* Exercise: Each record below should be repeated precisely as written.

━━ Available records

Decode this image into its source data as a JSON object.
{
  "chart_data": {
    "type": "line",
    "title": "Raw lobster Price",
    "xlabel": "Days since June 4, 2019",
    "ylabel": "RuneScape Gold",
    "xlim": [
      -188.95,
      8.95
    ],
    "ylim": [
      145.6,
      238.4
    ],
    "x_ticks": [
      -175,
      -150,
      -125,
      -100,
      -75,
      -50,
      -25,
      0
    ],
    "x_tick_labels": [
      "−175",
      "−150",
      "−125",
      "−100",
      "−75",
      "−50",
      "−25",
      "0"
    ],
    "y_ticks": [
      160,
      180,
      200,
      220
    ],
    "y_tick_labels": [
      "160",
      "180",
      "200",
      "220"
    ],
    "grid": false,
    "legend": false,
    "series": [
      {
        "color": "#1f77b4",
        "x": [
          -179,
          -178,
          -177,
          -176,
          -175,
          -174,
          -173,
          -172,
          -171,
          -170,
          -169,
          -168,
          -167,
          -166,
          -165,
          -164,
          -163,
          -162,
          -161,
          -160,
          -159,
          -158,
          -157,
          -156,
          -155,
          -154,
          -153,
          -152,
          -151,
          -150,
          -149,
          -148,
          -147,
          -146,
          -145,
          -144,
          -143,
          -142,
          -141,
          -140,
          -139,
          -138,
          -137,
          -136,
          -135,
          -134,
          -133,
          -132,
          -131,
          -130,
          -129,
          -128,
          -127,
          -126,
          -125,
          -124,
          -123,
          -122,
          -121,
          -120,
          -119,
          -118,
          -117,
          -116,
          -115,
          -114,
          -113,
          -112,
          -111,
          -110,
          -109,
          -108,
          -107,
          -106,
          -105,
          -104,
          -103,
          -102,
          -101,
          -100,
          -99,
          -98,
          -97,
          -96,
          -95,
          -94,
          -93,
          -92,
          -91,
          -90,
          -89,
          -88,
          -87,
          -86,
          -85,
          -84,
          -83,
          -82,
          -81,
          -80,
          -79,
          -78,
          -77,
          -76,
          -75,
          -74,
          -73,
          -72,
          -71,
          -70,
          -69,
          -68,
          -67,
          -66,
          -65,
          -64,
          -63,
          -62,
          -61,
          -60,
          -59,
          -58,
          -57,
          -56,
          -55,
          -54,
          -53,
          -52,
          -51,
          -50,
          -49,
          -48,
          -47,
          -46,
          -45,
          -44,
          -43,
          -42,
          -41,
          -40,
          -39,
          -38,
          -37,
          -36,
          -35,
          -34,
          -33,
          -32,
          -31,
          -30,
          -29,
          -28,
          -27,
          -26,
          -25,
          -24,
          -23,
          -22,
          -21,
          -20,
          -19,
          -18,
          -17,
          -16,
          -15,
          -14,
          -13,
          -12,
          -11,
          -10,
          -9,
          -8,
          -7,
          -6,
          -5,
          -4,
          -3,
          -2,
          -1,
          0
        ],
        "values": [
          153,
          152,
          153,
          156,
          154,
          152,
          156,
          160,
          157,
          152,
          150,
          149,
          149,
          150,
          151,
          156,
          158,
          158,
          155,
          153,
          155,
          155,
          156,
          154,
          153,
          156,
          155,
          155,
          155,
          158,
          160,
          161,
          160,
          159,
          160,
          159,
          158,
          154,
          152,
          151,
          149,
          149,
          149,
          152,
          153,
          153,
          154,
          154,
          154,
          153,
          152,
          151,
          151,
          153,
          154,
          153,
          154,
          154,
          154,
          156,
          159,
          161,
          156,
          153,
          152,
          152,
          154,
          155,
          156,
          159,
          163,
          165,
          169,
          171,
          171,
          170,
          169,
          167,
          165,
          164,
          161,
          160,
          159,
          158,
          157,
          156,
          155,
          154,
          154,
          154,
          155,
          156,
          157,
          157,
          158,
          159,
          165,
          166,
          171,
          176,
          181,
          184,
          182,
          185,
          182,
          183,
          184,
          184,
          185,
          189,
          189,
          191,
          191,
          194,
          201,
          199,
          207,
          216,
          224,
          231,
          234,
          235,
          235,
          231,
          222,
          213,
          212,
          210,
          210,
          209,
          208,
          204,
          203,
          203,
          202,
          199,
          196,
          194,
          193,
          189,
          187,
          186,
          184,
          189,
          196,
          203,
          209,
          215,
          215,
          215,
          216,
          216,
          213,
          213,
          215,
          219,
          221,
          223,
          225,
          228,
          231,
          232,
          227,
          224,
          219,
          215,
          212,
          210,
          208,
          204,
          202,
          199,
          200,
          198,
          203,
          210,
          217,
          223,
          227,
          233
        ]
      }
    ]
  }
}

━━━━

* Completed task:
Decode this image into its source data as a JSON object.
{
  "chart_data": {
    "type": "line",
    "title": "Raw lobster Price",
    "xlabel": "Days since June 4, 2019",
    "ylabel": "RuneScape Gold",
    "xlim": [
      -188.95,
      8.95
    ],
    "ylim": [
      145.6,
      238.4
    ],
    "x_ticks": [
      -175,
      -150,
      -125,
      -100,
      -75,
      -50,
      -25,
      0
    ],
    "x_tick_labels": [
      "−175",
      "−150",
      "−125",
      "−100",
      "−75",
      "−50",
      "−25",
      "0"
    ],
    "y_ticks": [
      160,
      180,
      200,
      220
    ],
    "y_tick_labels": [
      "160",
      "180",
      "200",
      "220"
    ],
    "grid": false,
    "legend": false,
    "series": [
      {
        "color": "#1f77b4",
        "x": [
          -179,
          -178,
          -177,
          -176,
          -175,
          -174,
          -173,
          -172,
          -171,
          -170,
          -169,
          -168,
          -167,
          -166,
          -165,
          -164,
          -163,
          -162,
          -161,
          -160,
          -159,
          -158,
          -157,
          -156,
          -155,
          -154,
          -153,
          -152,
          -151,
          -150,
          -149,
          -148,
          -147,
          -146,
          -145,
          -144,
          -143,
          -142,
          -141,
          -140,
          -139,
          -138,
          -137,
          -136,
          -135,
          -134,
          -133,
          -132,
          -131,
          -130,
          -129,
          -128,
          -127,
          -126,
          -125,
          -124,
          -123,
          -122,
          -121,
          -120,
          -119,
          -118,
          -117,
          -116,
          -115,
          -114,
          -113,
          -112,
          -111,
          -110,
          -109,
          -108,
          -107,
          -106,
          -105,
          -104,
          -103,
          -102,
          -101,
          -100,
          -99,
          -98,
          -97,
          -96,
          -95,
          -94,
          -93,
          -92,
          -91,
          -90,
          -89,
          -88,
          -87,
          -86,
          -85,
          -84,
          -83,
          -82,
          -81,
          -80,
          -79,
          -78,
          -77,
          -76,
          -75,
          -74,
          -73,
          -72,
          -71,
          -70,
          -69,
          -68,
          -67,
          -66,
          -65,
          -64,
          -63,
          -62,
          -61,
          -60,
          -59,
          -58,
          -57,
          -56,
          -55,
          -54,
          -53,
          -52,
          -51,
          -50,
          -49,
          -48,
          -47,
          -46,
          -45,
          -44,
          -43,
          -42,
          -41,
          -40,
          -39,
          -38,
          -37,
          -36,
          -35,
          -34,
          -33,
          -32,
          -31,
          -30,
          -29,
          -28,
          -27,
          -26,
          -25,
          -24,
          -23,
          -22,
          -21,
          -20,
          -19,
          -18,
          -17,
          -16,
          -15,
          -14,
          -13,
          -12,
          -11,
          -10,
          -9,
          -8,
          -7,
          -6,
          -5,
          -4,
          -3,
          -2,
          -1,
          0
        ],
        "values": [
          153,
          152,
          153,
          156,
          154,
          152,
          156,
          160,
          157,
          152,
          150,
          149,
          149,
          150,
          151,
          156,
          158,
          158,
          155,
          153,
          155,
          155,
          156,
          154,
          153,
          156,
          155,
          155,
          155,
          158,
          160,
          161,
          160,
          159,
          160,
          159,
          158,
          154,
          152,
          151,
          149,
          149,
          149,
          152,
          153,
          153,
          154,
          154,
          154,
          153,
          152,
          151,
          151,
          153,
          154,
          153,
          154,
          154,
          154,
          156,
          159,
          161,
          156,
          153,
          152,
          152,
          154,
          155,
          156,
          159,
          163,
          165,
          169,
          171,
          171,
          170,
          169,
          167,
          165,
          164,
          161,
          160,
          159,
          158,
          157,
          156,
          155,
          154,
          154,
          154,
          155,
          156,
          157,
          157,
          158,
          159,
          165,
          166,
          171,
          176,
          181,
          184,
          182,
          185,
          182,
          183,
          184,
          184,
          185,
          189,
          189,
          191,
          191,
          194,
          201,
          199,
          207,
          216,
          224,
          231,
          234,
          235,
          235,
          231,
          222,
          213,
          212,
          210,
          210,
          209,
          208,
          204,
          203,
          203,
          202,
          199,
          196,
          194,
          193,
          189,
          187,
          186,
          184,
          189,
          196,
          203,
          209,
          215,
          215,
          215,
          216,
          216,
          213,
          213,
          215,
          219,
          221,
          223,
          225,
          228,
          231,
          232,
          227,
          224,
          219,
          215,
          212,
          210,
          208,
          204,
          202,
          199,
          200,
          198,
          203,
          210,
          217,
          223,
          227,
          233
        ]
      }
    ]
  }
}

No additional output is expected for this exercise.